— Start —

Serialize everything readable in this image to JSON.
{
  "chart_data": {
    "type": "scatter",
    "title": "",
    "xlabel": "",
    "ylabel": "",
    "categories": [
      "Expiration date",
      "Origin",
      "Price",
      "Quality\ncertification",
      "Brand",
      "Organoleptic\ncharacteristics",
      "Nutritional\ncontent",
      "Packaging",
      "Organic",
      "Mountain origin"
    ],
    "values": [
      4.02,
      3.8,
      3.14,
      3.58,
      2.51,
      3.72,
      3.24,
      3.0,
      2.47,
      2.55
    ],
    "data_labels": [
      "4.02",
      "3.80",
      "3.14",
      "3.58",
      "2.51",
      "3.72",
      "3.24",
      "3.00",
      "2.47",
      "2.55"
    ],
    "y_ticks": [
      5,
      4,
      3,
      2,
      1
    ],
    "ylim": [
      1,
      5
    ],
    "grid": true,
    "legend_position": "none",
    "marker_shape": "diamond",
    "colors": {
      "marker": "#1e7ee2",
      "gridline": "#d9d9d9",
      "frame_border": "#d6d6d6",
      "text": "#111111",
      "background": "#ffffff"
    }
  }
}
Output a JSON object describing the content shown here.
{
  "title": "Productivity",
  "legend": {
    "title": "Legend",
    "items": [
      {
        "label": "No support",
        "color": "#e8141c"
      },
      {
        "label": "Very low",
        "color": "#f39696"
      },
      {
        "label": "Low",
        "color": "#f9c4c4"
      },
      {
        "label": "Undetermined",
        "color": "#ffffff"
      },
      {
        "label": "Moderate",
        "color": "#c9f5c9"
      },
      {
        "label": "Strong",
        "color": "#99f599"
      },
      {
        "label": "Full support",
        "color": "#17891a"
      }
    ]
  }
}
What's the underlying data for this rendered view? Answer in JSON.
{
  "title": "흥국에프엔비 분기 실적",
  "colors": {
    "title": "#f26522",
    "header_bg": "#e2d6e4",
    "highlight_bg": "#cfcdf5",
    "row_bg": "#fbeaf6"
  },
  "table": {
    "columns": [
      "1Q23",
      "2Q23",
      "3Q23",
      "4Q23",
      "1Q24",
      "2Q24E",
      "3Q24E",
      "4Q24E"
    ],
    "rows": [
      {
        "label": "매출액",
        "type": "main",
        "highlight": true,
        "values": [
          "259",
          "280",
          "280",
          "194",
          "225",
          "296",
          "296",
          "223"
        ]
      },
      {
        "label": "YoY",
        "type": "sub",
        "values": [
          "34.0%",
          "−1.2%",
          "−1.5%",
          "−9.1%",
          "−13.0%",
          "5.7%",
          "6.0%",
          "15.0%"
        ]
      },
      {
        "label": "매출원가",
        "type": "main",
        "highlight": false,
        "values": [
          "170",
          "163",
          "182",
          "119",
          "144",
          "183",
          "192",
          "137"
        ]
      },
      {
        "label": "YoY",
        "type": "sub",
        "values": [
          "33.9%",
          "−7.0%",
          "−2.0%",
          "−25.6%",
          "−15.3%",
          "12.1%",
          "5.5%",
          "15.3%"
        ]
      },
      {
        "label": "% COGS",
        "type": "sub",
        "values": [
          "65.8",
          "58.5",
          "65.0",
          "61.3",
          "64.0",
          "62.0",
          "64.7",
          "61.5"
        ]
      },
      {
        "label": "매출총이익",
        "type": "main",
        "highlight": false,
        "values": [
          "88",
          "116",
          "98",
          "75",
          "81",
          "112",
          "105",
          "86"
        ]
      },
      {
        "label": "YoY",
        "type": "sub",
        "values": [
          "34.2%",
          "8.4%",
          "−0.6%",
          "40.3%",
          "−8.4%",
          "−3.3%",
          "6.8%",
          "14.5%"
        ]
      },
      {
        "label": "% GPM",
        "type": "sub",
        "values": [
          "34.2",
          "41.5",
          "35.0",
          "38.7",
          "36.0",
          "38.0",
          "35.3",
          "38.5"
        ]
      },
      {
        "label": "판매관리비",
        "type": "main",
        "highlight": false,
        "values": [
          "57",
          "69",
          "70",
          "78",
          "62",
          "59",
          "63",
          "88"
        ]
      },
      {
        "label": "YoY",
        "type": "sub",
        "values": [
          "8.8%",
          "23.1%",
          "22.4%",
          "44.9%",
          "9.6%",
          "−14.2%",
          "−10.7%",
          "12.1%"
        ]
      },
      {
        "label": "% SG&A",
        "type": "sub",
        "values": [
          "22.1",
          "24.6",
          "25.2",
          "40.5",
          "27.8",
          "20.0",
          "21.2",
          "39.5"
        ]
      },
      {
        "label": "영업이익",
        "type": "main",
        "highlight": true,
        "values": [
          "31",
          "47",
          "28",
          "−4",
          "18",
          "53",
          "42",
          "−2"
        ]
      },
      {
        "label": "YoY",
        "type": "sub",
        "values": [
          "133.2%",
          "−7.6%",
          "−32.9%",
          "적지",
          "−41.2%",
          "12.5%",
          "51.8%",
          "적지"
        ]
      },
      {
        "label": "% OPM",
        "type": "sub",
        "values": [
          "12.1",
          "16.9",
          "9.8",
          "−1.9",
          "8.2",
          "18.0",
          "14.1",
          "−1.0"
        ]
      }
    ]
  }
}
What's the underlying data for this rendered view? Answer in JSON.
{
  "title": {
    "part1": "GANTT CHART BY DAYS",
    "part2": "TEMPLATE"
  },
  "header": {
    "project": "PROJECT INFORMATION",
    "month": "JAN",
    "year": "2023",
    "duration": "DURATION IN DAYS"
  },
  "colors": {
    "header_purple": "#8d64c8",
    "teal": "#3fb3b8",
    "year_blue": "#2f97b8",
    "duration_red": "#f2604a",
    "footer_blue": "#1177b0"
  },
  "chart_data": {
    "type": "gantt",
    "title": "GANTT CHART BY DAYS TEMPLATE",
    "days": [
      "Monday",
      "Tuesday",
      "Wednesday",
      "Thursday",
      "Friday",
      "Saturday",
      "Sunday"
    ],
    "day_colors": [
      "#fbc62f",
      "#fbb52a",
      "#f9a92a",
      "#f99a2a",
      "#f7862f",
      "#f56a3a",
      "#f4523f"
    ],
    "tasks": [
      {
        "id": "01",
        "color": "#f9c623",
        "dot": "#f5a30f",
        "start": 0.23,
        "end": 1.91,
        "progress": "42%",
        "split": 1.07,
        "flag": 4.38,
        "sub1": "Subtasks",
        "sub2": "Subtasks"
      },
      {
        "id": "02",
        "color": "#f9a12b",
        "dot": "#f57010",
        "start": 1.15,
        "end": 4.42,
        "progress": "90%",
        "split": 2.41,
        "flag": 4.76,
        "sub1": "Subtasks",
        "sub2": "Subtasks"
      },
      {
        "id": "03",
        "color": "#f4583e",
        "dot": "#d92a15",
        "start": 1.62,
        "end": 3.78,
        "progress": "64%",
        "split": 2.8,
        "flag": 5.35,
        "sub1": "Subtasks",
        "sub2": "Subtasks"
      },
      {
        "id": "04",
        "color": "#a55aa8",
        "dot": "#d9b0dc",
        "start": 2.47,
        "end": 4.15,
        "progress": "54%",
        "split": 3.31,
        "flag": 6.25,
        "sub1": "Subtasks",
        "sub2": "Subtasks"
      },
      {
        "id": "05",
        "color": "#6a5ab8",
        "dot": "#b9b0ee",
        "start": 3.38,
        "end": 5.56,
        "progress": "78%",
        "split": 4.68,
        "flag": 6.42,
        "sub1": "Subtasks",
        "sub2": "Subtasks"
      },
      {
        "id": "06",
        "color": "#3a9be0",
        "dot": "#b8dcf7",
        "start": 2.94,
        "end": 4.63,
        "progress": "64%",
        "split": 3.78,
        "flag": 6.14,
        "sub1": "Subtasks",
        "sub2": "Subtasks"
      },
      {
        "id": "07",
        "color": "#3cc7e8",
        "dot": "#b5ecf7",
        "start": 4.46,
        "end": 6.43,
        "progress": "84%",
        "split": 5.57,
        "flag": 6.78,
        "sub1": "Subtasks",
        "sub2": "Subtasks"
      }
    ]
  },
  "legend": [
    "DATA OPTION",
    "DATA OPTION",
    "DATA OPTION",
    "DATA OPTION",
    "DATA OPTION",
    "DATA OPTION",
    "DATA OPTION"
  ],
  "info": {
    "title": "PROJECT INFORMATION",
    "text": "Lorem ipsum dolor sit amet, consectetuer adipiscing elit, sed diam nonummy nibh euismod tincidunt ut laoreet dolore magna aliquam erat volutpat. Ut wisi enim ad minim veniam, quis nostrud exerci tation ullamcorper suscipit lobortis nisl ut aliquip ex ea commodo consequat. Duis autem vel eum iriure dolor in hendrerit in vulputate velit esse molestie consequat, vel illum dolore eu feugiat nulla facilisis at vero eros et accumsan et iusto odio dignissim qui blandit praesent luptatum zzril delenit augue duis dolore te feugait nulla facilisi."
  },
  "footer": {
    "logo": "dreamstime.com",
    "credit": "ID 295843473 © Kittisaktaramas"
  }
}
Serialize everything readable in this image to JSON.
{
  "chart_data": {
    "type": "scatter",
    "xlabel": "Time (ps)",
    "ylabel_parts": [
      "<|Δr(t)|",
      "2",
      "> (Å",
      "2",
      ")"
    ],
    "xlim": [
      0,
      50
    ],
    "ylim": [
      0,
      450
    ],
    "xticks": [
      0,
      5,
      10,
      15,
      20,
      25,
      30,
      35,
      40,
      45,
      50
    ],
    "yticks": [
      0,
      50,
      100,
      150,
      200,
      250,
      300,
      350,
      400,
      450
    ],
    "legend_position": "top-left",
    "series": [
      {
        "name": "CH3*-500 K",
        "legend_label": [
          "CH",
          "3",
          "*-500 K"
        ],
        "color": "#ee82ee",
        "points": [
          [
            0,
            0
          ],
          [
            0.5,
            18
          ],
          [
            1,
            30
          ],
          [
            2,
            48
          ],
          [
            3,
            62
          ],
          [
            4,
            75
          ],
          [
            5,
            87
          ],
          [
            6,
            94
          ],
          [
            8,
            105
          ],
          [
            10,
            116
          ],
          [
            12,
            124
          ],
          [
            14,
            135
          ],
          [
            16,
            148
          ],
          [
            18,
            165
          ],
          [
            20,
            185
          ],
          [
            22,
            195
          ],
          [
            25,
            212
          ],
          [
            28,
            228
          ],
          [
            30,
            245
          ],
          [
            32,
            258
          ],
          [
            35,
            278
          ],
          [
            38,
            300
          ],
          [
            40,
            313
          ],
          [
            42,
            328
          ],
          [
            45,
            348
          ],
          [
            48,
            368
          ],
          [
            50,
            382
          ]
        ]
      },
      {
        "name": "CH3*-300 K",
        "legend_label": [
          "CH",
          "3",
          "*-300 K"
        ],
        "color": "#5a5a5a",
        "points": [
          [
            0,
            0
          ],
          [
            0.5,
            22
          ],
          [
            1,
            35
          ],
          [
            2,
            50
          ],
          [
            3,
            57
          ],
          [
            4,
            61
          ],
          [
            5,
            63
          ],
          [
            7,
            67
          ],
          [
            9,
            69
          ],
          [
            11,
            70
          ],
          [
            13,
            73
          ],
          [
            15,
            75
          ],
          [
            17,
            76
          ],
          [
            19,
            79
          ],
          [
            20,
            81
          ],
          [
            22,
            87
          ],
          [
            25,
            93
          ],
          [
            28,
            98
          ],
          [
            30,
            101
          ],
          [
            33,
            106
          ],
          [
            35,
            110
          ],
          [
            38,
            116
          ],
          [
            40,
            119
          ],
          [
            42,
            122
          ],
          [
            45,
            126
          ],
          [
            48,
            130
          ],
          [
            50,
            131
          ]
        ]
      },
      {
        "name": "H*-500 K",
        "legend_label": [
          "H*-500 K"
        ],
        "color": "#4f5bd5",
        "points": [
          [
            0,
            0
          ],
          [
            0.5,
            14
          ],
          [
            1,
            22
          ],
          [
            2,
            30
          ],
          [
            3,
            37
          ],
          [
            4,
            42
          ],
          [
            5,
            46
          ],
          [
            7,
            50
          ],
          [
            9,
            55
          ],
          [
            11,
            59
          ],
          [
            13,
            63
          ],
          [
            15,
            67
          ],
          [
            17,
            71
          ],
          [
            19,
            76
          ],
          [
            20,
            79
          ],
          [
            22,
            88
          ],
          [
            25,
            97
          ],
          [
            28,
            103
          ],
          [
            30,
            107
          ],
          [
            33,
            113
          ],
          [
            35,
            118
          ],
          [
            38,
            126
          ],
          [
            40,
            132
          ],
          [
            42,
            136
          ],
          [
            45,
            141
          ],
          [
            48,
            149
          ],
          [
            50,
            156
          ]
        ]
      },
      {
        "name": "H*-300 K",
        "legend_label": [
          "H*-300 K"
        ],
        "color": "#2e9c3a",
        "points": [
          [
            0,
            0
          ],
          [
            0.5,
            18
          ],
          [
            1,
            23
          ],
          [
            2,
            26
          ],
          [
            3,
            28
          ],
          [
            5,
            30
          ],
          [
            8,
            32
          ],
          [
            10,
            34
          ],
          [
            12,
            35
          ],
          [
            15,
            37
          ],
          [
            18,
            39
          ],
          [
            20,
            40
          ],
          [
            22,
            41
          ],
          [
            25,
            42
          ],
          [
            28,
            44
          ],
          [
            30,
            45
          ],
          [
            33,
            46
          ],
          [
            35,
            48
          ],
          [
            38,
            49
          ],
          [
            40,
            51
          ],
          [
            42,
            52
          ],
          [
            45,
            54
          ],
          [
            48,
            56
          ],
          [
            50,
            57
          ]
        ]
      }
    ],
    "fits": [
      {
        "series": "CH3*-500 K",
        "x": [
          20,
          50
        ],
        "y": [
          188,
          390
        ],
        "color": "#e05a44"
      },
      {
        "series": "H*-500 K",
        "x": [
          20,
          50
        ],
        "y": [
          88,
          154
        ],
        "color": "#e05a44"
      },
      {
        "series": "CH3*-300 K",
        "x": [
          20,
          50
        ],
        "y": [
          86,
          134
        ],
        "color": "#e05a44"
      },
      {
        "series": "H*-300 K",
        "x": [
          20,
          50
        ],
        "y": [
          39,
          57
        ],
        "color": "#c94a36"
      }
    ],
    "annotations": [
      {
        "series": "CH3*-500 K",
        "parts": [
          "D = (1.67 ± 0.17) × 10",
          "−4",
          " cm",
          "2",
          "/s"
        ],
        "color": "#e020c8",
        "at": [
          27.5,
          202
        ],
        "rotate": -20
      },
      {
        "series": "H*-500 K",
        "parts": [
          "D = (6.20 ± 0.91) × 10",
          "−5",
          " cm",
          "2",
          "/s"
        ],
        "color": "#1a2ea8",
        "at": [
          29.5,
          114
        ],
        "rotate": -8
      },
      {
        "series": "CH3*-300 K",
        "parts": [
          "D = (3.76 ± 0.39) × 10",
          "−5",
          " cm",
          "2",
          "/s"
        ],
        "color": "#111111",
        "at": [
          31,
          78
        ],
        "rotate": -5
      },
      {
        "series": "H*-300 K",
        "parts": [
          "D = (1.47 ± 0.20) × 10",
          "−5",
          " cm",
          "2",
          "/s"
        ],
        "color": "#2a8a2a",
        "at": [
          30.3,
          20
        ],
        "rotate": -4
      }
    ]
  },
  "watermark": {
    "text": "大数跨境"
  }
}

— End —

Work to do: Locate the lines above that contain "title" and copy them.

Task output:
    "title": "",
  "title": "Productivity",
    "title": "Legend",
  "title": "흥국에프엔비 분기 실적",
    "title": "#f26522",
  "title": {
    "title": "GANTT CHART BY DAYS TEMPLATE",
    "title": "PROJECT INFORMATION",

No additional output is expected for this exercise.